Pull out every line containing the string "реорганизованного".

Records:
====
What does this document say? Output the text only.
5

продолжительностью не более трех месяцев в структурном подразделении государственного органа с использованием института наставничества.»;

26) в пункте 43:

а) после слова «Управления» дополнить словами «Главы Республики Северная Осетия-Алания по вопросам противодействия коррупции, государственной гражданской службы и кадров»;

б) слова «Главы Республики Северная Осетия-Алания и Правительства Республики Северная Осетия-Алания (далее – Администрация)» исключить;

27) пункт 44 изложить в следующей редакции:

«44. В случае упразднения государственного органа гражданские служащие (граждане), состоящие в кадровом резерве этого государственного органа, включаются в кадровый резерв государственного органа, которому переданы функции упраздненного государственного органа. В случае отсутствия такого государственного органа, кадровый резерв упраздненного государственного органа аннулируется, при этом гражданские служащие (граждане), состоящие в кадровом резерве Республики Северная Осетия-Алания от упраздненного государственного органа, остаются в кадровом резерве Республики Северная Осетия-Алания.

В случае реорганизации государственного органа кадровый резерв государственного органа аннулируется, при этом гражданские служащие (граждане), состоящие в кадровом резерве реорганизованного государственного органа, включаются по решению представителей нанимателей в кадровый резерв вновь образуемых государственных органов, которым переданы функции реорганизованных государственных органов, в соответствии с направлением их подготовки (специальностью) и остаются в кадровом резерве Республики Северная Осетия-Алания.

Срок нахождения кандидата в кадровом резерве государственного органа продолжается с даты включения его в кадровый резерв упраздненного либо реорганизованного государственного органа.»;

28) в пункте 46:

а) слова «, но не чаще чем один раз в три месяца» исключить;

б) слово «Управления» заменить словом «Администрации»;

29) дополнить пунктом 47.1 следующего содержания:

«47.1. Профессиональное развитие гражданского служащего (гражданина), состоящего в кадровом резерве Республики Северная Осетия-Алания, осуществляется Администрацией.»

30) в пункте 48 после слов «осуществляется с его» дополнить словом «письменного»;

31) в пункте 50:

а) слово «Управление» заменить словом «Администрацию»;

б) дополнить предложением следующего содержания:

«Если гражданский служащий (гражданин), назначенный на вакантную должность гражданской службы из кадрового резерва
====
**Answer for the task**
В случае реорганизации государственного органа кадровый резерв государственного органа аннулируется, при этом гражданские служащие (граждане), состоящие в кадровом резерве реорганизованного государственного органа, включаются по решению представителей нанимателей в кадровый резерв вновь образуемых государственных органов, которым переданы функции реорганизованных государственных органов, в соответствии с направлением их подготовки (специальностью) и остаются в кадровом резерве Республики Северная Осетия-Алания.
Срок нахождения кандидата в кадровом резерве государственного органа продолжается с даты включения его в кадровый резерв упраздненного либо реорганизованного государственного органа.»;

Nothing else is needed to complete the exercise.